WHAT TO WORK ON: Write out the whole of the material exactly.

[Records about charts and figures]
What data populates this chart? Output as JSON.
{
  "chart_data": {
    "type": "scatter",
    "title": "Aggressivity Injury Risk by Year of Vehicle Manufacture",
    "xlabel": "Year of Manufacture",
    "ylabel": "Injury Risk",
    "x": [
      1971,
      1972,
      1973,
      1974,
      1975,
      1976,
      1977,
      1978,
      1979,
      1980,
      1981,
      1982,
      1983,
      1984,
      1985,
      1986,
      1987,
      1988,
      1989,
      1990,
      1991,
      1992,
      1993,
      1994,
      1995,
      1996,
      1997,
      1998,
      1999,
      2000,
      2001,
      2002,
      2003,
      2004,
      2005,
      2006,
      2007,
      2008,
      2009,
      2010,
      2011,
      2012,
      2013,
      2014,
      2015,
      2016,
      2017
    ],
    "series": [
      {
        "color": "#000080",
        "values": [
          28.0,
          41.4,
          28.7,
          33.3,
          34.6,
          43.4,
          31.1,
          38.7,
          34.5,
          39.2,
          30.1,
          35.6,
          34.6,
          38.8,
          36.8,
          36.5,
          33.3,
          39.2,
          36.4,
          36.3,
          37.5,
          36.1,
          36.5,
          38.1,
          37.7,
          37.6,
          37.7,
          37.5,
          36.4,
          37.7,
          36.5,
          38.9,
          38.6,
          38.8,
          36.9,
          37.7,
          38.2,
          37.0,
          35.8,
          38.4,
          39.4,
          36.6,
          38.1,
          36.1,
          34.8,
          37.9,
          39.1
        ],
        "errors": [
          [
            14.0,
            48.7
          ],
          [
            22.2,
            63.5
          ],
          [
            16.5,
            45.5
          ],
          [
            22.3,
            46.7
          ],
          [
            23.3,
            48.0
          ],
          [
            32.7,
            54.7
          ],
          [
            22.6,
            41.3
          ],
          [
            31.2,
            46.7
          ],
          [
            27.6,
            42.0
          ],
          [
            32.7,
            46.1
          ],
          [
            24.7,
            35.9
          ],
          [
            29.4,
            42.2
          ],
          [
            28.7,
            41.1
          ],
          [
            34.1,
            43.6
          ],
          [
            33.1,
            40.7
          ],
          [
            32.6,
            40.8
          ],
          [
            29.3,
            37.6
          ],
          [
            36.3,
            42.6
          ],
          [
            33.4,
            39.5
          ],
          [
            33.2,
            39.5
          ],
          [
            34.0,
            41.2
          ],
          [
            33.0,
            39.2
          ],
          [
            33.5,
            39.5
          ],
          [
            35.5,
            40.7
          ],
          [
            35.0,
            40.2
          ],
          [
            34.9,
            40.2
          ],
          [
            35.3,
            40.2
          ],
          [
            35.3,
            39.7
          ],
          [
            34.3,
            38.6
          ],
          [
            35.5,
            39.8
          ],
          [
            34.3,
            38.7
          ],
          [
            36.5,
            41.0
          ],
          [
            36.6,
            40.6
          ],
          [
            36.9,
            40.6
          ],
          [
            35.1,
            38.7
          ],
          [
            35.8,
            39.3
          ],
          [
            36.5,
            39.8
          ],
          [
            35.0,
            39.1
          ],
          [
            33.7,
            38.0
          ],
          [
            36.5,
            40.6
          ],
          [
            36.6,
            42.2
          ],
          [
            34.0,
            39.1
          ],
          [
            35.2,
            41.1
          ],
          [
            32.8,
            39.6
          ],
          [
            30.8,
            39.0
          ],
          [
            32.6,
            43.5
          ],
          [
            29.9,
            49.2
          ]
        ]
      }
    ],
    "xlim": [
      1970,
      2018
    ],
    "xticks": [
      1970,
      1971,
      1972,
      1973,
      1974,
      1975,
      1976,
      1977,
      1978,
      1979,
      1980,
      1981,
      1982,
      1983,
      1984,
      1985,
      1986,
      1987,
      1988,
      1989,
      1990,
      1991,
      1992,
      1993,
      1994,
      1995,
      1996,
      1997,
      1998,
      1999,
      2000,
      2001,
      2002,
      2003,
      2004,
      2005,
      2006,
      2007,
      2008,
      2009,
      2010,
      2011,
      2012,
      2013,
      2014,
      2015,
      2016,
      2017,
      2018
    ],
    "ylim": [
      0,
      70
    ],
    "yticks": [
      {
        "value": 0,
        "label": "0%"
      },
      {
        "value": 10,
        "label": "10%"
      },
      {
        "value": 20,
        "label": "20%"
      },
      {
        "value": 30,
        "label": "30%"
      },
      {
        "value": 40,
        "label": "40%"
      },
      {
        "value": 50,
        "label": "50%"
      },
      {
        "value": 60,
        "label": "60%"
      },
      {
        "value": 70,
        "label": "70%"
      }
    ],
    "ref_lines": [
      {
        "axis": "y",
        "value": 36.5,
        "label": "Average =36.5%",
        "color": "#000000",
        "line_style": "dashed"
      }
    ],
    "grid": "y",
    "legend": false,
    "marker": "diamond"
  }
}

REPLY:
What data populates this chart? Output as JSON.
{
  "chart_data": {
    "type": "scatter",
    "title": "Aggressivity Injury Risk by Year of Vehicle Manufacture",
    "xlabel": "Year of Manufacture",
    "ylabel": "Injury Risk",
    "x": [
      1971,
      1972,
      1973,
      1974,
      1975,
      1976,
      1977,
      1978,
      1979,
      1980,
      1981,
      1982,
      1983,
      1984,
      1985,
      1986,
      1987,
      1988,
      1989,
      1990,
      1991,
      1992,
      1993,
      1994,
      1995,
      1996,
      1997,
      1998,
      1999,
      2000,
      2001,
      2002,
      2003,
      2004,
      2005,
      2006,
      2007,
      2008,
      2009,
      2010,
      2011,
      2012,
      2013,
      2014,
      2015,
      2016,
      2017
    ],
    "series": [
      {
        "color": "#000080",
        "values": [
          28.0,
          41.4,
          28.7,
          33.3,
          34.6,
          43.4,
          31.1,
          38.7,
          34.5,
          39.2,
          30.1,
          35.6,
          34.6,
          38.8,
          36.8,
          36.5,
          33.3,
          39.2,
          36.4,
          36.3,
          37.5,
          36.1,
          36.5,
          38.1,
          37.7,
          37.6,
          37.7,
          37.5,
          36.4,
          37.7,
          36.5,
          38.9,
          38.6,
          38.8,
          36.9,
          37.7,
          38.2,
          37.0,
          35.8,
          38.4,
          39.4,
          36.6,
          38.1,
          36.1,
          34.8,
          37.9,
          39.1
        ],
        "errors": [
          [
            14.0,
            48.7
          ],
          [
            22.2,
            63.5
          ],
          [
            16.5,
            45.5
          ],
          [
            22.3,
            46.7
          ],
          [
            23.3,
            48.0
          ],
          [
            32.7,
            54.7
          ],
          [
            22.6,
            41.3
          ],
          [
            31.2,
            46.7
          ],
          [
            27.6,
            42.0
          ],
          [
            32.7,
            46.1
          ],
          [
            24.7,
            35.9
          ],
          [
            29.4,
            42.2
          ],
          [
            28.7,
            41.1
          ],
          [
            34.1,
            43.6
          ],
          [
            33.1,
            40.7
          ],
          [
            32.6,
            40.8
          ],
          [
            29.3,
            37.6
          ],
          [
            36.3,
            42.6
          ],
          [
            33.4,
            39.5
          ],
          [
            33.2,
            39.5
          ],
          [
            34.0,
            41.2
          ],
          [
            33.0,
            39.2
          ],
          [
            33.5,
            39.5
          ],
          [
            35.5,
            40.7
          ],
          [
            35.0,
            40.2
          ],
          [
            34.9,
            40.2
          ],
          [
            35.3,
            40.2
          ],
          [
            35.3,
            39.7
          ],
          [
            34.3,
            38.6
          ],
          [
            35.5,
            39.8
          ],
          [
            34.3,
            38.7
          ],
          [
            36.5,
            41.0
          ],
          [
            36.6,
            40.6
          ],
          [
            36.9,
            40.6
          ],
          [
            35.1,
            38.7
          ],
          [
            35.8,
            39.3
          ],
          [
            36.5,
            39.8
          ],
          [
            35.0,
            39.1
          ],
          [
            33.7,
            38.0
          ],
          [
            36.5,
            40.6
          ],
          [
            36.6,
            42.2
          ],
          [
            34.0,
            39.1
          ],
          [
            35.2,
            41.1
          ],
          [
            32.8,
            39.6
          ],
          [
            30.8,
            39.0
          ],
          [
            32.6,
            43.5
          ],
          [
            29.9,
            49.2
          ]
        ]
      }
    ],
    "xlim": [
      1970,
      2018
    ],
    "xticks": [
      1970,
      1971,
      1972,
      1973,
      1974,
      1975,
      1976,
      1977,
      1978,
      1979,
      1980,
      1981,
      1982,
      1983,
      1984,
      1985,
      1986,
      1987,
      1988,
      1989,
      1990,
      1991,
      1992,
      1993,
      1994,
      1995,
      1996,
      1997,
      1998,
      1999,
      2000,
      2001,
      2002,
      2003,
      2004,
      2005,
      2006,
      2007,
      2008,
      2009,
      2010,
      2011,
      2012,
      2013,
      2014,
      2015,
      2016,
      2017,
      2018
    ],
    "ylim": [
      0,
      70
    ],
    "yticks": [
      {
        "value": 0,
        "label": "0%"
      },
      {
        "value": 10,
        "label": "10%"
      },
      {
        "value": 20,
        "label": "20%"
      },
      {
        "value": 30,
        "label": "30%"
      },
      {
        "value": 40,
        "label": "40%"
      },
      {
        "value": 50,
        "label": "50%"
      },
      {
        "value": 60,
        "label": "60%"
      },
      {
        "value": 70,
        "label": "70%"
      }
    ],
    "ref_lines": [
      {
        "axis": "y",
        "value": 36.5,
        "label": "Average =36.5%",
        "color": "#000000",
        "line_style": "dashed"
      }
    ],
    "grid": "y",
    "legend": false,
    "marker": "diamond"
  }
}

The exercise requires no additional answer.